Exactly as they appear, output all of the records. Skip any images.

— BEGIN THE DATA —

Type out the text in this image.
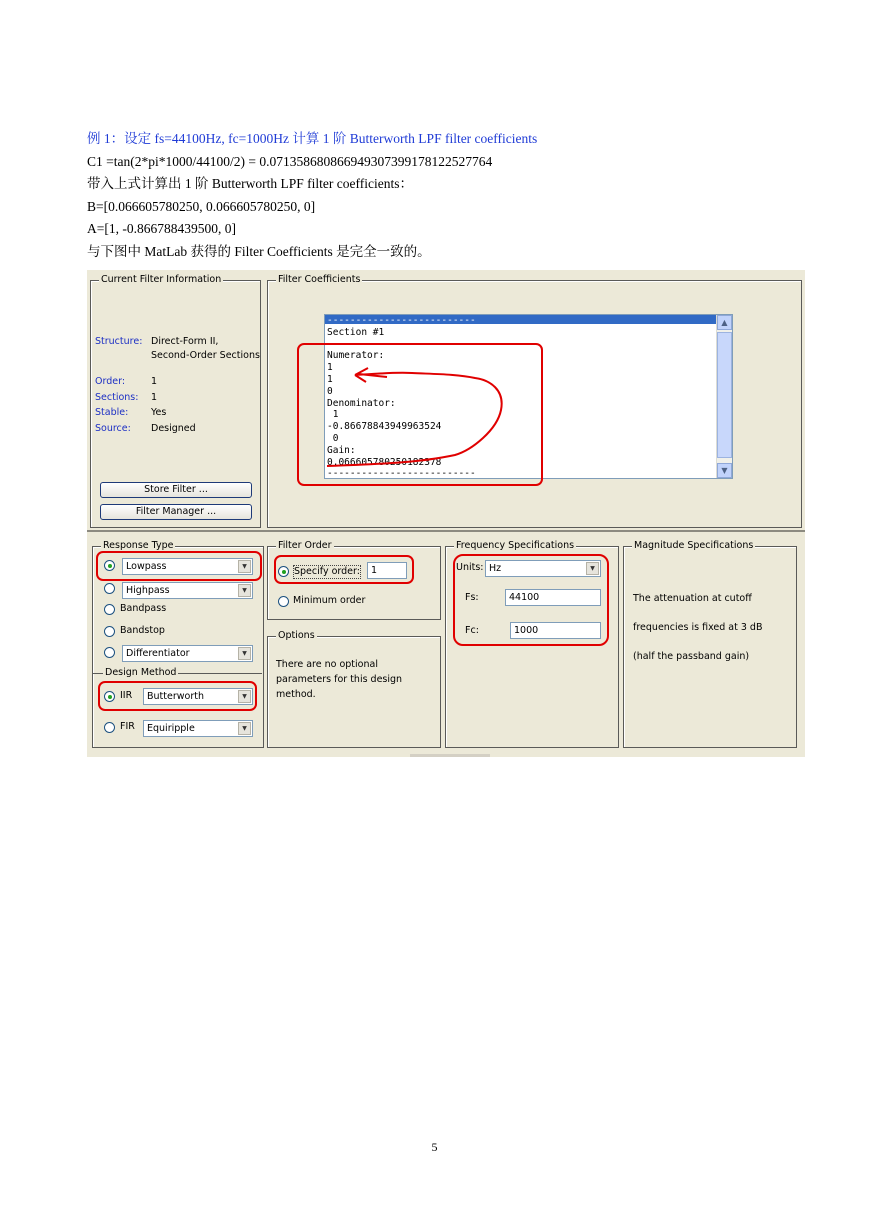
例 1：设定 fs=44100Hz, fc=1000Hz 计算 1 阶 Butterworth LPF filter coefficients
C1 =tan(2*pi*1000/44100/2) = 0.071358680866949307399178122527764
带入上式计算出 1 阶 Butterworth LPF filter coefficients：
B=[0.066605780250, 0.066605780250, 0]
A=[1, -0.866788439500, 0]
与下图中 MatLab 获得的 Filter Coefficients 是完全一致的。
Current Filter Information
Structure: Direct-Form II,
Second-Order Sections
Order:	1
Sections: 1
Stable: Yes
Source: Designed
Store Filter ...
Filter Manager ...
Filter Coefficients
--------------------------
Section #1

Numerator:
1
1
0
Denominator:
1
-0.86678843949963524
0
Gain:
0.066605780250182378
--------------------------
▲
▼
Response Type
Lowpass	▼
Highpass	▼
Bandpass
Bandstop
Differentiator	▼
Design Method
IIR Butterworth	▼
FIR Equiripple	▼
Filter Order
Specify order:	1
Minimum order
Options
There are no optional
parameters for this design
method.
Frequency Specifications
Units: Hz	▼
Fs:	44100
Fc:	1000
Magnitude Specifications
The attenuation at cutoff
frequencies is fixed at 3 dB
(half the passband gain)
5
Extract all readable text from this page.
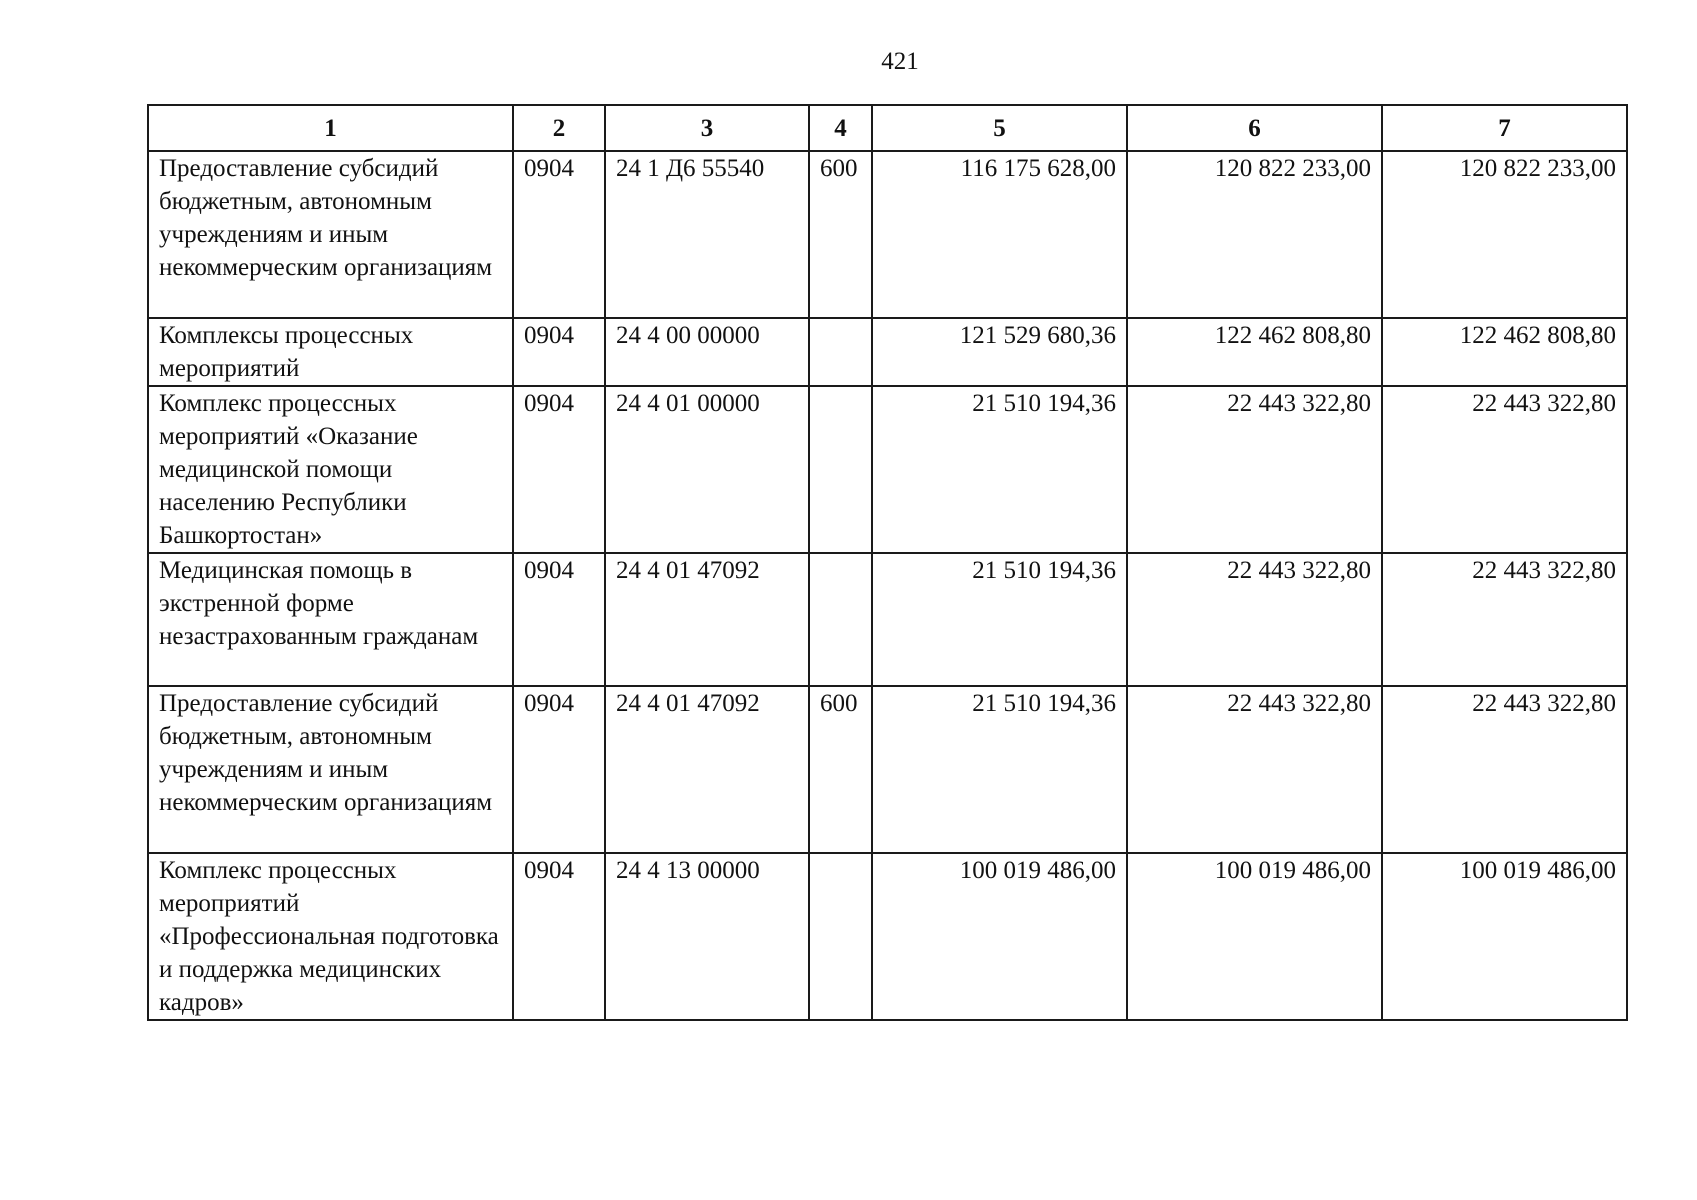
421
1	2	3	4	5	6	7
Предоставление субсидий бюджетным, автономным учреждениям и иным некоммерческим организациям	0904	24 1 Д6 55540	600	116 175 628,00	120 822 233,00	120 822 233,00
Комплексы процессных мероприятий	0904	24 4 00 00000		121 529 680,36	122 462 808,80	122 462 808,80
Комплекс процессных мероприятий «Оказание медицинской помощи населению Республики Башкортостан»	0904	24 4 01 00000		21 510 194,36	22 443 322,80	22 443 322,80
Медицинская помощь в экстренной форме незастрахованным гражданам	0904	24 4 01 47092		21 510 194,36	22 443 322,80	22 443 322,80
Предоставление субсидий бюджетным, автономным учреждениям и иным некоммерческим организациям	0904	24 4 01 47092	600	21 510 194,36	22 443 322,80	22 443 322,80
Комплекс процессных мероприятий «Профессиональная подготовка и поддержка медицинских кадров»	0904	24 4 13 00000		100 019 486,00	100 019 486,00	100 019 486,00
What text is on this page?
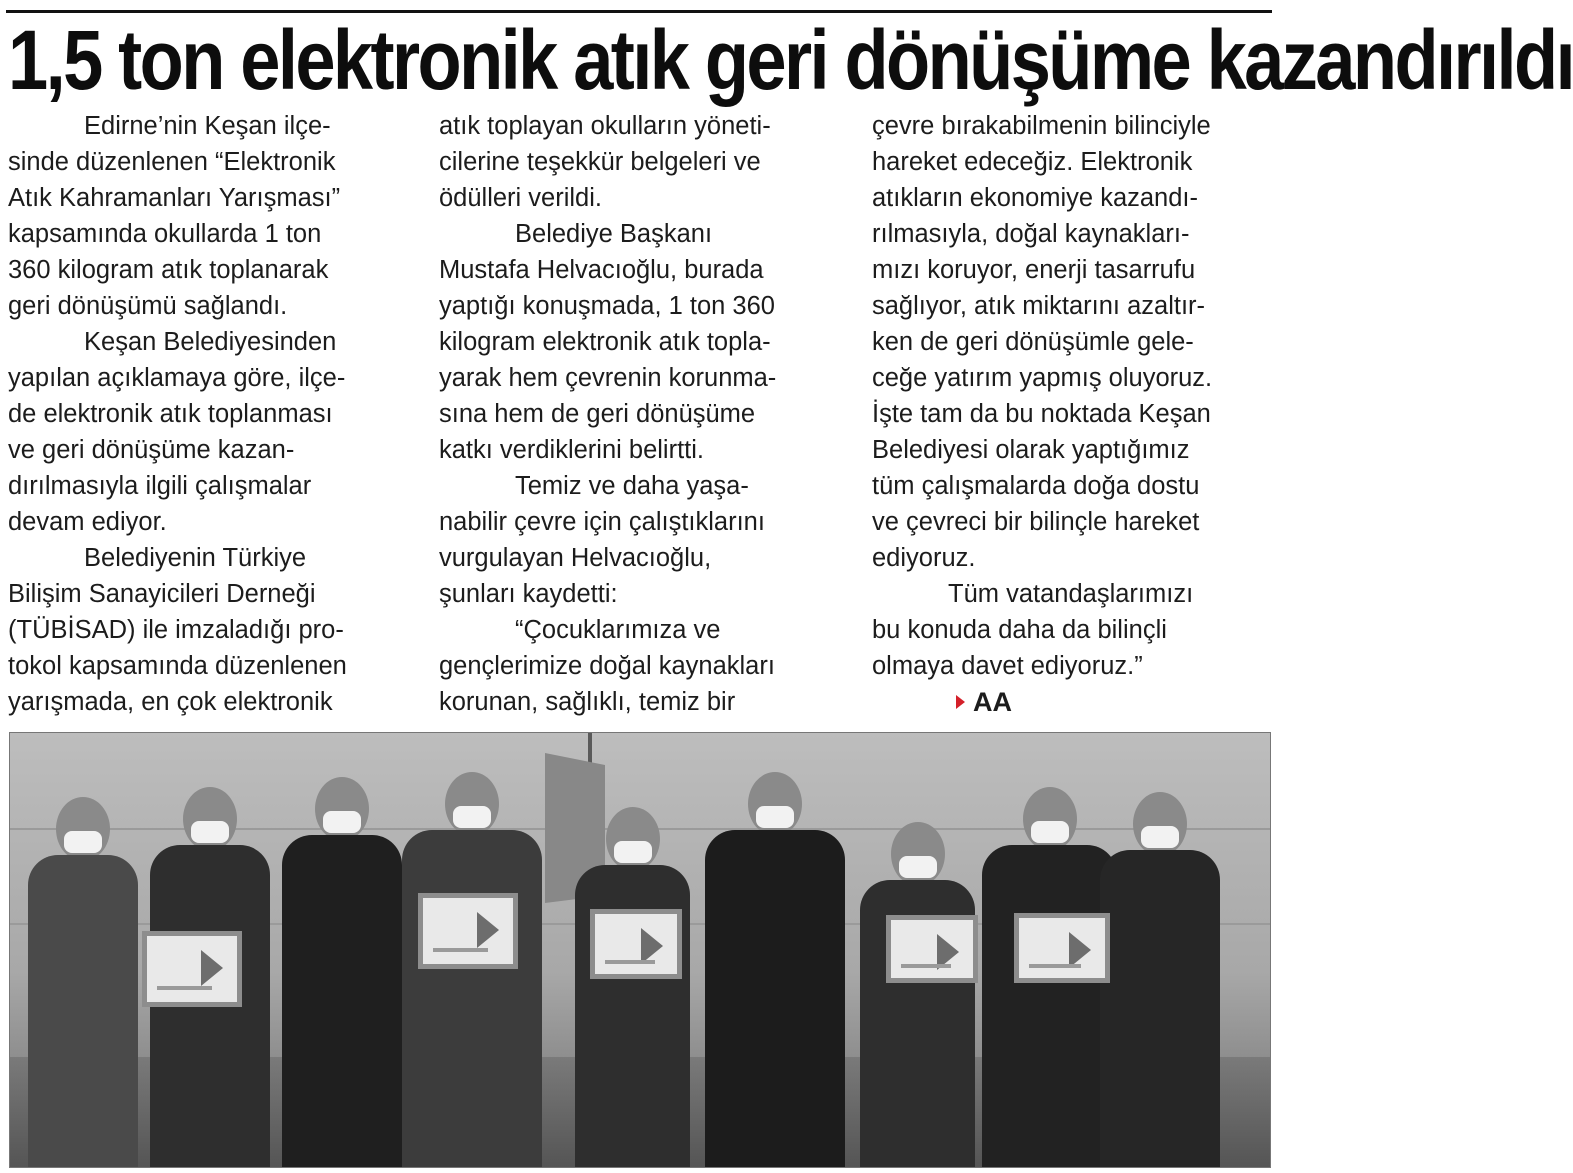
1,5 ton elektronik atık geri dönüşüme kazandırıldı

Edirne’nin Keşan ilçe-

sinde düzenlenen “Elektronik

Atık Kahramanları Yarışması”

kapsamında okullarda 1 ton

360 kilogram atık toplanarak

geri dönüşümü sağlandı.

Keşan Belediyesinden

yapılan açıklamaya göre, ilçe-

de elektronik atık toplanması

ve geri dönüşüme kazan-

dırılmasıyla ilgili çalışmalar

devam ediyor.

Belediyenin Türkiye

Bilişim Sanayicileri Derneği

(TÜBİSAD) ile imzaladığı pro-

tokol kapsamında düzenlenen

yarışmada, en çok elektronik

atık toplayan okulların yöneti-

cilerine teşekkür belgeleri ve

ödülleri verildi.

Belediye Başkanı

Mustafa Helvacıoğlu, burada

yaptığı konuşmada, 1 ton 360

kilogram elektronik atık topla-

yarak hem çevrenin korunma-

sına hem de geri dönüşüme

katkı verdiklerini belirtti.

Temiz ve daha yaşa-

nabilir çevre için çalıştıklarını

vurgulayan Helvacıoğlu,

şunları kaydetti:

“Çocuklarımıza ve

gençlerimize doğal kaynakları

korunan, sağlıklı, temiz bir

çevre bırakabilmenin bilinciyle

hareket edeceğiz. Elektronik

atıkların ekonomiye kazandı-

rılmasıyla, doğal kaynakları-

mızı koruyor, enerji tasarrufu

sağlıyor, atık miktarını azaltır-

ken de geri dönüşümle gele-

ceğe yatırım yapmış oluyoruz.

İşte tam da bu noktada Keşan

Belediyesi olarak yaptığımız

tüm çalışmalarda doğa dostu

ve çevreci bir bilinçle hareket

ediyoruz.

Tüm vatandaşlarımızı

bu konuda daha da bilinçli

olmaya davet ediyoruz.”

AA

— END THE DATA —

§ SOLUTION FOR THIS EXERCISE
Type out the text in this image.
例 1：设定 fs=44100Hz, fc=1000Hz 计算 1 阶 Butterworth LPF filter coefficients
C1 =tan(2*pi*1000/44100/2) = 0.071358680866949307399178122527764
带入上式计算出 1 阶 Butterworth LPF filter coefficients：
B=[0.066605780250, 0.066605780250, 0]
A=[1, -0.866788439500, 0]
与下图中 MatLab 获得的 Filter Coefficients 是完全一致的。
Current Filter Information
Structure: Direct-Form II,
Second-Order Sections
Order:	1
Sections: 1
Stable: Yes
Source: Designed
Store Filter ...
Filter Manager ...
Filter Coefficients
--------------------------
Section #1

Numerator:
1
1
0
Denominator:
1
-0.86678843949963524
0
Gain:
0.066605780250182378
--------------------------
▲
▼
Response Type
Lowpass	▼
Highpass	▼
Bandpass
Bandstop
Differentiator	▼
Design Method
IIR Butterworth	▼
FIR Equiripple	▼
Filter Order
Specify order:	1
Minimum order
Options
There are no optional
parameters for this design
method.
Frequency Specifications
Units: Hz	▼
Fs:	44100
Fc:	1000
Magnitude Specifications
The attenuation at cutoff
frequencies is fixed at 3 dB
(half the passband gain)
5
Extract all readable text from this page.
421
1	2	3	4	5	6	7
Предоставление субсидий бюджетным, автономным учреждениям и иным некоммерческим организациям	0904	24 1 Д6 55540	600	116 175 628,00	120 822 233,00	120 822 233,00
Комплексы процессных мероприятий	0904	24 4 00 00000		121 529 680,36	122 462 808,80	122 462 808,80
Комплекс процессных мероприятий «Оказание медицинской помощи населению Республики Башкортостан»	0904	24 4 01 00000		21 510 194,36	22 443 322,80	22 443 322,80
Медицинская помощь в экстренной форме незастрахованным гражданам	0904	24 4 01 47092		21 510 194,36	22 443 322,80	22 443 322,80
Предоставление субсидий бюджетным, автономным учреждениям и иным некоммерческим организациям	0904	24 4 01 47092	600	21 510 194,36	22 443 322,80	22 443 322,80
Комплекс процессных мероприятий «Профессиональная подготовка и поддержка медицинских кадров»	0904	24 4 13 00000		100 019 486,00	100 019 486,00	100 019 486,00
What text is on this page?
1,5 ton elektronik atık geri dönüşüme kazandırıldı

Edirne’nin Keşan ilçe-

sinde düzenlenen “Elektronik

Atık Kahramanları Yarışması”

kapsamında okullarda 1 ton

360 kilogram atık toplanarak

geri dönüşümü sağlandı.

Keşan Belediyesinden

yapılan açıklamaya göre, ilçe-

de elektronik atık toplanması

ve geri dönüşüme kazan-

dırılmasıyla ilgili çalışmalar

devam ediyor.

Belediyenin Türkiye

Bilişim Sanayicileri Derneği

(TÜBİSAD) ile imzaladığı pro-

tokol kapsamında düzenlenen

yarışmada, en çok elektronik

atık toplayan okulların yöneti-

cilerine teşekkür belgeleri ve

ödülleri verildi.

Belediye Başkanı

Mustafa Helvacıoğlu, burada

yaptığı konuşmada, 1 ton 360

kilogram elektronik atık topla-

yarak hem çevrenin korunma-

sına hem de geri dönüşüme

katkı verdiklerini belirtti.

Temiz ve daha yaşa-

nabilir çevre için çalıştıklarını

vurgulayan Helvacıoğlu,

şunları kaydetti:

“Çocuklarımıza ve

gençlerimize doğal kaynakları

korunan, sağlıklı, temiz bir

çevre bırakabilmenin bilinciyle

hareket edeceğiz. Elektronik

atıkların ekonomiye kazandı-

rılmasıyla, doğal kaynakları-

mızı koruyor, enerji tasarrufu

sağlıyor, atık miktarını azaltır-

ken de geri dönüşümle gele-

ceğe yatırım yapmış oluyoruz.

İşte tam da bu noktada Keşan

Belediyesi olarak yaptığımız

tüm çalışmalarda doğa dostu

ve çevreci bir bilinçle hareket

ediyoruz.

Tüm vatandaşlarımızı

bu konuda daha da bilinçli

olmaya davet ediyoruz.”

AA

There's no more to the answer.